* Start QUOTED TEXT *

The new use developed for oil pumping takes this concept further by refining it with double-sided magnetic fields and a long track. The magnetic fields are electronically controlled.

The linear motor used in the oilfield pump has been designed to provide several needed functions. It offers controlled, uniform acceleration at the stroke beginning and end, and a longer period of constant speed for a longer, smoother stroke. Further, individual components of a stroke, i.e., length, up-speed and down-speed, are easily adjusted/maintained with a Siemens electronic controller. And, the unit can be monitored remotely over a cellular network.

Benefits of LIMA include: low energy use per barrel lifted; significantly improved oil output with longer strokes; good performance in deep wells—even operating below 12,000 ft; and the improved stroke characteristics means significant stress reduction on down-pipe components, resulting in far less wear and, thus, less-frequent maintenance.

The LIMA pump was created in China more than five years ago and has been tested, operated and approved by SINOPEC. Some 50 units are now operating in China, and a new factory is under construction in Wu Han, to meet anticipated demand.

Continuous Pump to Surface. Some six years ago, SOS Oiltools (now Weatherford-BMW), Lloydminster, Alberta, Canada, announced an innovative breakthrough in an alternative pumping method. The Continuous Pump to Surface System (CPTS)* is a rodless production system that performs well in diverse applications. It is designed as an alternative when conventional production systems fail under adverse conditions. The oversized and modified pump-to-surface pump is anchored downhole (Fig. 2), and production is achieved by reciprocating the entire tubing string via a hydraulic stroking unit (VSH Hydraulic Unit). This approach is specifically designed to maximize production and minimize downtime.

Fig. 2. Downhole features of the continuous pump system, without sucker rods, anchored downhole and reciprocating the entire tubing string.. 

The design has recently been modified, evolving into patented flushable technologies, called The Total Flush System, which is available only within the CPTS production system. As the only flushable pump-to-surface pump in the industry, it has the ability to flush the entire work string with the turn of a surface lever, then resume production.

In March 2006, Weatherford acquired SOS Oiltools and added the CPTS technology to its product line. The acquisition has facilitated CPTS system utilization in numerous applications in several countries.

CPTS applications include: heavy oil (thick or sand slugging); high sand cuts or slugs; dewatering gas wells; high volumes at low stroke rates; thermal applications; coalbed methane; initial sand cleanouts; and heavy oil (poor rod fall).

Sucker rod pump for heavy sand conditions. Harbison-Fischer, Fort Worth, Texas, has developed and field-tested its new, patent-pending Sand-Pro* sucker rod pump. It has been successfully tested in some of California’s toughest sand production conditions and has out-lasted previous pumps.

* End QUOTED TEXT *

TASK SET →
a: Translate this sentence from the oil pumping passage into Spanish: "Some 50 units are now operating in China, and a new factory is under construction in Wu Han, to meet anticipated demand."
b: Answer these questions using the oil pumping passage:
(i) Which organization tested, operated and approved the LIMA pump?
(ii) In what month and year did Weatherford acquire SOS Oiltools?
(iii) Whose electronic controller is used to adjust the length, up-speed and down-speed of a stroke in the oilfield pump?

* Start INFORMATION SUPPLIED *

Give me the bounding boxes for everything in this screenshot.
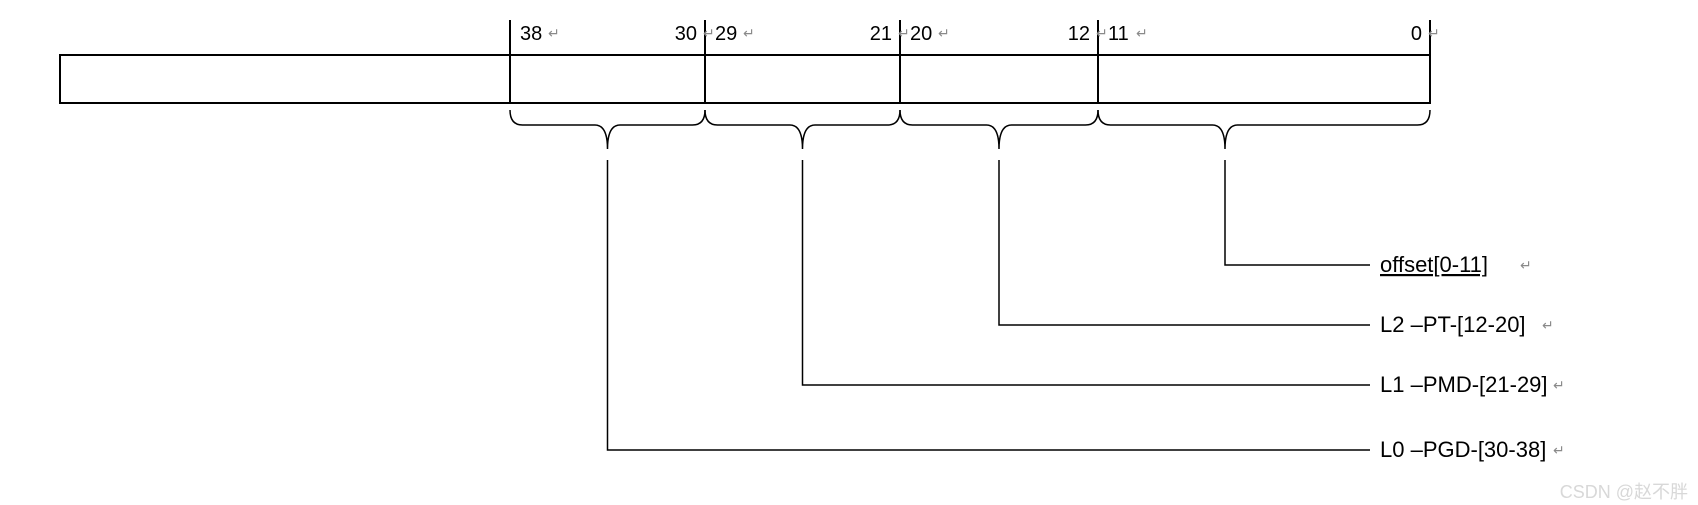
brace-3 bbox=[1098, 110, 1430, 149]
bit-label-38: 38 bbox=[520, 23, 542, 45]
field-label-2: L1 –PMD-[21-29] bbox=[1380, 372, 1548, 397]
return-mark-bit-3: ↵ bbox=[898, 25, 910, 41]
bit-label-21: 21 bbox=[870, 23, 892, 45]
address-box bbox=[60, 55, 1430, 103]
field-label-0: offset[0-11] bbox=[1380, 252, 1488, 277]
bit-label-29: 29 bbox=[715, 23, 737, 45]
bit-label-20: 20 bbox=[910, 23, 932, 45]
return-mark-bit-7: ↵ bbox=[1428, 25, 1440, 41]
bit-label-0: 0 bbox=[1411, 23, 1422, 45]
return-mark-bit-6: ↵ bbox=[1136, 25, 1148, 41]
brace-0 bbox=[510, 110, 705, 149]
leader-line-2 bbox=[803, 160, 1371, 385]
return-mark-field-0: ↵ bbox=[1520, 257, 1532, 273]
return-mark-field-1: ↵ bbox=[1542, 317, 1554, 333]
return-mark-field-3: ↵ bbox=[1553, 442, 1565, 458]
field-label-3: L0 –PGD-[30-38] bbox=[1380, 437, 1546, 462]
bit-label-11: 11 bbox=[1108, 23, 1129, 45]
return-mark-bit-5: ↵ bbox=[1096, 25, 1108, 41]
brace-1 bbox=[705, 110, 900, 149]
return-mark-bit-2: ↵ bbox=[743, 25, 755, 41]
return-mark-field-2: ↵ bbox=[1553, 377, 1565, 393]
leader-line-1 bbox=[999, 160, 1370, 325]
watermark: CSDN @赵不胖 bbox=[1560, 482, 1688, 502]
return-mark-bit-0: ↵ bbox=[548, 25, 560, 41]
return-mark-bit-4: ↵ bbox=[938, 25, 950, 41]
leader-line-0 bbox=[1225, 160, 1370, 265]
return-mark-bit-1: ↵ bbox=[703, 25, 715, 41]
field-label-1: L2 –PT-[12-20] bbox=[1380, 312, 1526, 337]
leader-line-3 bbox=[608, 160, 1371, 450]
bitfield-diagram: 38↵30↵29↵21↵20↵12↵11↵0↵offset[0-11]↵L2 –… bbox=[0, 0, 1698, 505]
brace-2 bbox=[900, 110, 1098, 149]
bit-label-30: 30 bbox=[675, 23, 697, 45]
bit-label-12: 12 bbox=[1068, 23, 1090, 45]
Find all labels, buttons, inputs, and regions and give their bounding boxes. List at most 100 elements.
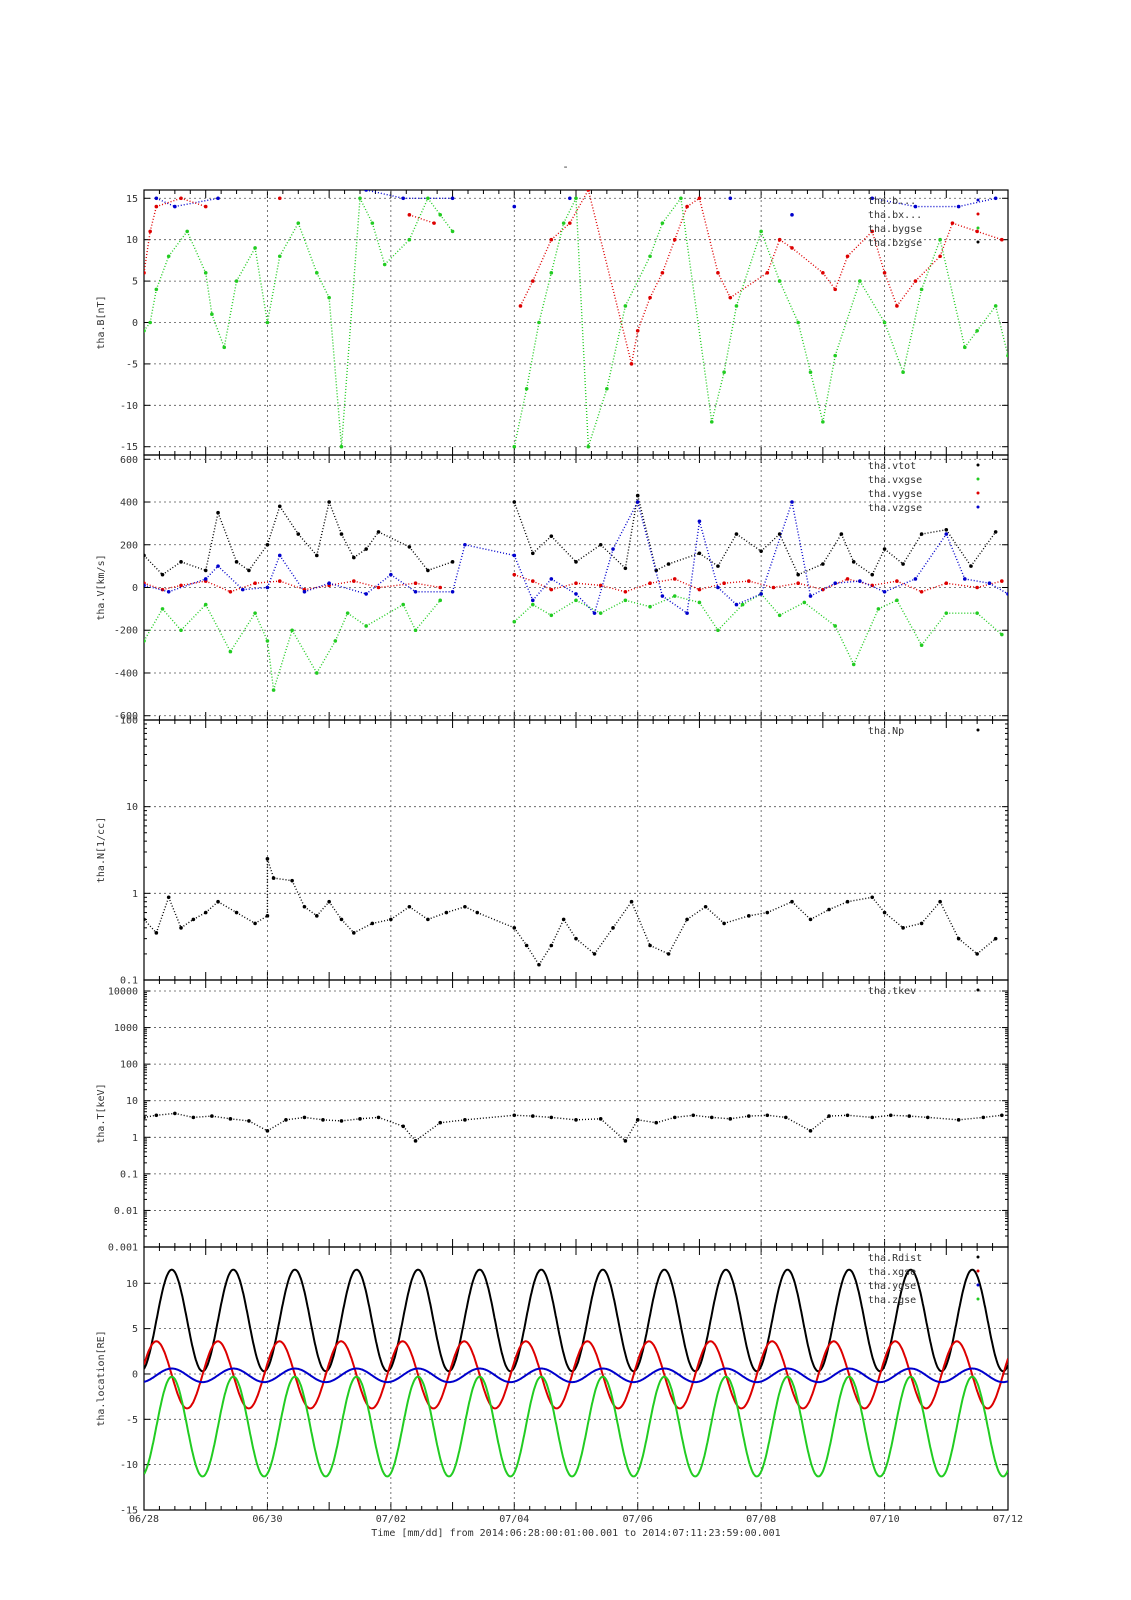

* End INFORMATION SUPPLIED *

RESPONSES TO THE EXERCISE →
a: Actualmente operan unas 50 unidades en China, y se está construyendo una nueva fábrica en Wu Han para satisfacer la demanda prevista.

b:
(i) SINOPEC
(ii) March 2006
(iii) Siemens